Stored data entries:
··········

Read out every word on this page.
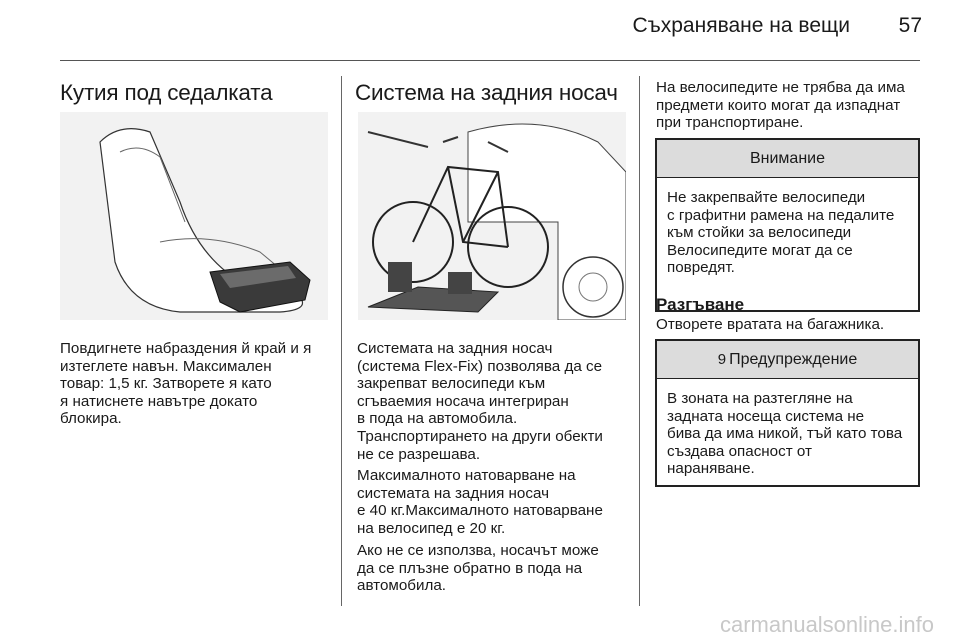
Съхраняване на вещи	57
Кутия под седалката
Повдигнете набраздения й край и я
изтеглете навън. Максимален
товар: 1,5 кг. Затворете я като
я натиснете навътре докато
блокира.
Система на задния носач
Системата на задния носач
(система Flex-Fix) позволява да се
закрепват велосипеди към
сгъваемия носача интегриран
в пода на автомобила.
Транспортирането на други обекти
не се разрешава.
Максималното натоварване на
системата на задния носач
е 40 кг.Максималното натоварване
на велосипед е 20 кг.
Ако не се използва, носачът може
да се плъзне обратно в пода на
автомобила.
На велосипедите не трябва да има
предмети които могат да изпаднат
при транспортиране.
Внимание
Не закрепвайте велосипеди
с графитни рамена на педалите
към стойки за велосипеди
Велосипедите могат да се
повредят.
Разгъване
Отворете вратата на багажника.
9 Предупреждение
В зоната на разтегляне на
задната носеща система не
бива да има никой, тъй като това
създава опасност от
нараняване.
carmanualsonline.info
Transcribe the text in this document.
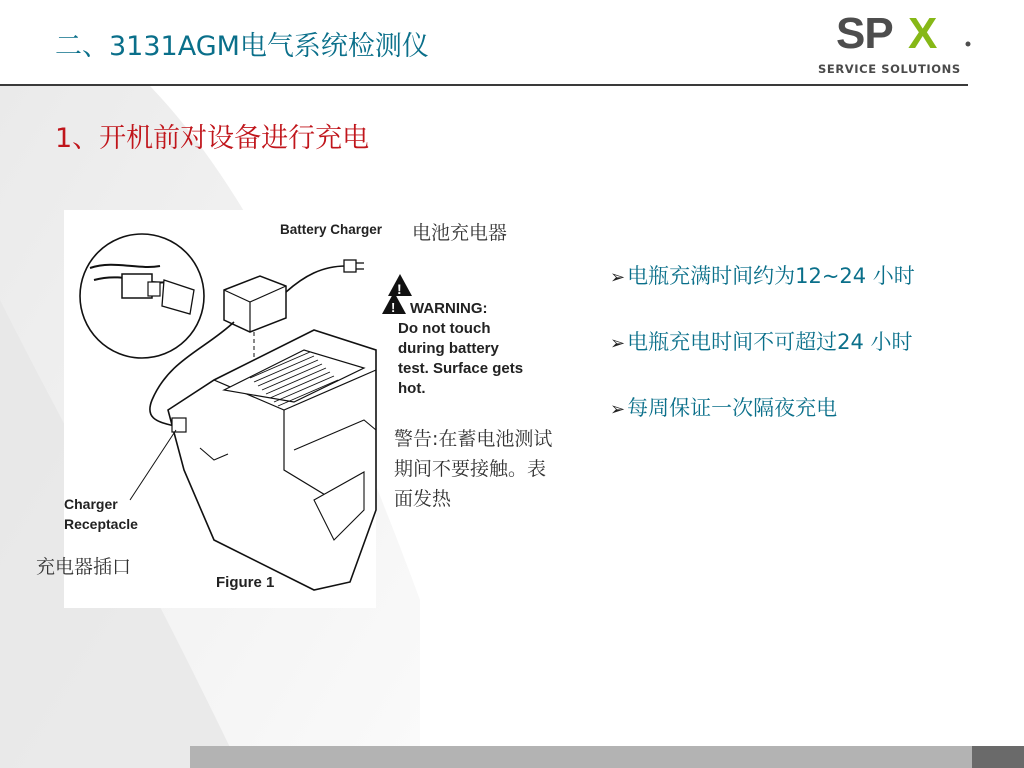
二、3131AGM电气系统检测仪	SP X
SERVICE SOLUTIONS
1、开机前对设备进行充电
!
Battery Charger
Charger
Receptacle
Figure 1
! WARNING:
Do not touch
during battery
test. Surface gets
hot.
电池充电器
警告:在蓄电池测试期间不要接触。表面发热
充电器插口
➢电瓶充满时间约为12~24 小时
➢电瓶充电时间不可超过24 小时
➢每周保证一次隔夜充电
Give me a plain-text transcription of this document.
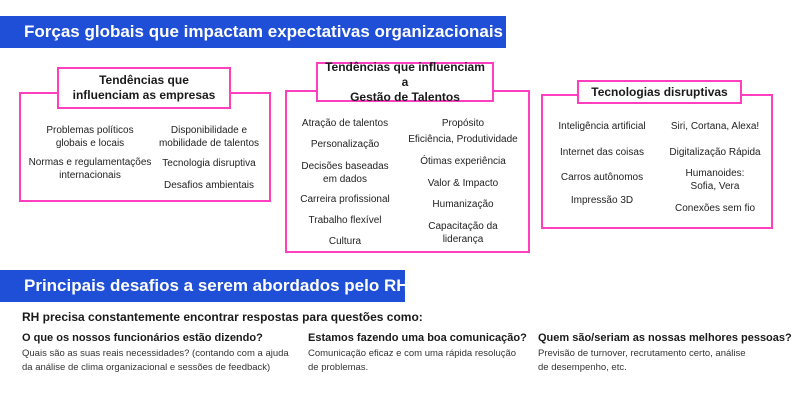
Forças globais que impactam expectativas organizacionais
Tendências que
influenciam as empresas
Problemas políticos
globais e locais
Normas e regulamentações
internacionais
Disponibilidade e
mobilidade de talentos
Tecnologia disruptiva
Desafios ambientais
Tendências que influenciam a
Gestão de Talentos
Atração de talentos
Personalização
Decisões baseadas
em dados
Carreira profissional
Trabalho flexível
Cultura
Propósito
Eficiência, Produtividade
Ótimas experiência
Valor & Impacto
Humanização
Capacitação da
liderança
Tecnologias disruptivas
Inteligência artificial
Internet das coisas
Carros autônomos
Impressão 3D
Siri, Cortana, Alexa!
Digitalização Rápida
Humanoides:
Sofia, Vera
Conexões sem fio
Principais desafios a serem abordados pelo RH
RH precisa constantemente encontrar respostas para questões como:
O que os nossos funcionários estão dizendo?
Quais são as suas reais necessidades? (contando com a ajuda
da análise de clima organizacional e sessões de feedback)
Estamos fazendo uma boa comunicação?
Comunicação eficaz e com uma rápida resolução
de problemas.
Quem são/seriam as nossas melhores pessoas?
Previsão de turnover, recrutamento certo, análise
de desempenho, etc.
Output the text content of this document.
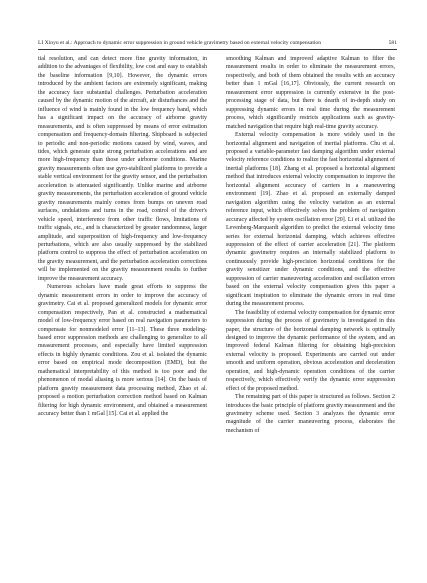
LI Xinyu et al.: Approach to dynamic error suppression in ground vehicle gravimetry based on external velocity compensation	581

tial resolution, and can detect more fine gravity information, in addition to the advantages of flexibility, low cost and easy to establish the baseline information [9,10]. However, the dynamic errors introduced by the ambient factors are extremely significant, making the accuracy face substantial challenges. Perturbation acceleration caused by the dynamic motion of the aircraft, air disturbances and the influence of wind is mainly found in the low frequency band, which has a significant impact on the accuracy of airborne gravity measurements, and is often suppressed by means of error estimation compensation and frequency-domain filtering. Shipboard is subjected to periodic and non-periodic motions caused by wind, waves, and tides, which generate quite strong perturbation accelerations and are more high-frequency than those under airborne conditions. Marine gravity measurements often use gyro-stabilized platforms to provide a stable vertical environment for the gravity sensor, and the perturbation acceleration is attenuated significantly. Unlike marine and airborne gravity measurements, the perturbation acceleration of ground vehicle gravity measurements mainly comes from bumps on uneven road surfaces, undulations and turns in the road, control of the driver's vehicle speed, interference from other traffic flows, limitations of traffic signals, etc., and is characterized by greater randomness, larger amplitude, and superposition of high-frequency and low-frequency perturbations, which are also usually suppressed by the stabilized platform control to suppress the effect of perturbation acceleration on the gravity measurement, and the perturbation acceleration corrections will be implemented on the gravity measurement results to further improve the measurement accuracy.

Numerous scholars have made great efforts to suppress the dynamic measurement errors in order to improve the accuracy of gravimetry. Cai et al. proposed generalized models for dynamic error compensation respectively, Pan et al. constructed a mathematical model of low-frequency error based on real navigation parameters to compensate for nonmodeled error [11–13]. These three modeling-based error suppression methods are challenging to generalize to all measurement processes, and especially have limited suppression effects in highly dynamic conditions. Zou et al. isolated the dynamic error based on empirical mode decomposition (EMD), but the mathematical interpretability of this method is too poor and the phenomenon of modal aliasing is more serious [14]. On the basis of platform gravity measurement data processing method, Zhao et al. proposed a motion perturbation correction method based on Kalman filtering for high dynamic environment, and obtained a measurement accuracy better than 1 mGal [15]. Cai et al. applied the

smoothing Kalman and improved adaptive Kalman to filter the measurement results in order to eliminate the measurement errors, respectively, and both of them obtained the results with an accuracy better than 1 mGal [16,17]. Obviously, the current research on measurement error suppression is currently extensive in the post-processing stage of data, but there is dearth of in-depth study on suppressing dynamic errors in real time during the measurement process, which significantly restricts applications such as gravity-matched navigation that require high real-time gravity accuracy.

External velocity compensation is more widely used in the horizontal alignment and navigation of inertial platforms. Chu et al. proposed a variable-parameter fast damping algorithm under external velocity reference conditions to realize the fast horizontal alignment of inertial platforms [18]. Zhang et al. proposed a horizontal alignment method that introduces external velocity compensation to improve the horizontal alignment accuracy of carriers in a maneuvering environment [19]. Zhao et al. proposed an externally damped navigation algorithm using the velocity variation as an external reference input, which effectively solves the problem of navigation accuracy affected by system oscillation error [20]. Li et al. utilized the Levenberg-Marquardt algorithm to predict the external velocity time series for external horizontal damping, which achieves effective suppression of the effect of carrier acceleration [21]. The platform dynamic gravimetry requires an internally stabilized platform to continuously provide high-precision horizontal conditions for the gravity sensitizer under dynamic conditions, and the effective suppression of carrier maneuvering acceleration and oscillation errors based on the external velocity compensation gives this paper a significant inspiration to eliminate the dynamic errors in real time during the measurement process.

The feasibility of external velocity compensation for dynamic error suppression during the process of gravimetry is investigated in this paper, the structure of the horizontal damping network is optimally designed to improve the dynamic performance of the system, and an improved federal Kalman filtering for obtaining high-precision external velocity is proposed. Experiments are carried out under smooth and uniform operation, obvious acceleration and deceleration operation, and high-dynamic operation conditions of the carrier respectively, which effectively verify the dynamic error suppression effect of the proposed method.

The remaining part of this paper is structured as follows. Section 2 introduces the basic principle of platform gravity measurement and the gravimetry scheme used. Section 3 analyzes the dynamic error magnitude of the carrier maneuvering process, elaborates the mechanism of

··········

Pick out every line above that contains the word "análise" and copy it.

da análise de clima organizacional e sessões de feedback)
Previsão de turnover, recrutamento certo, análise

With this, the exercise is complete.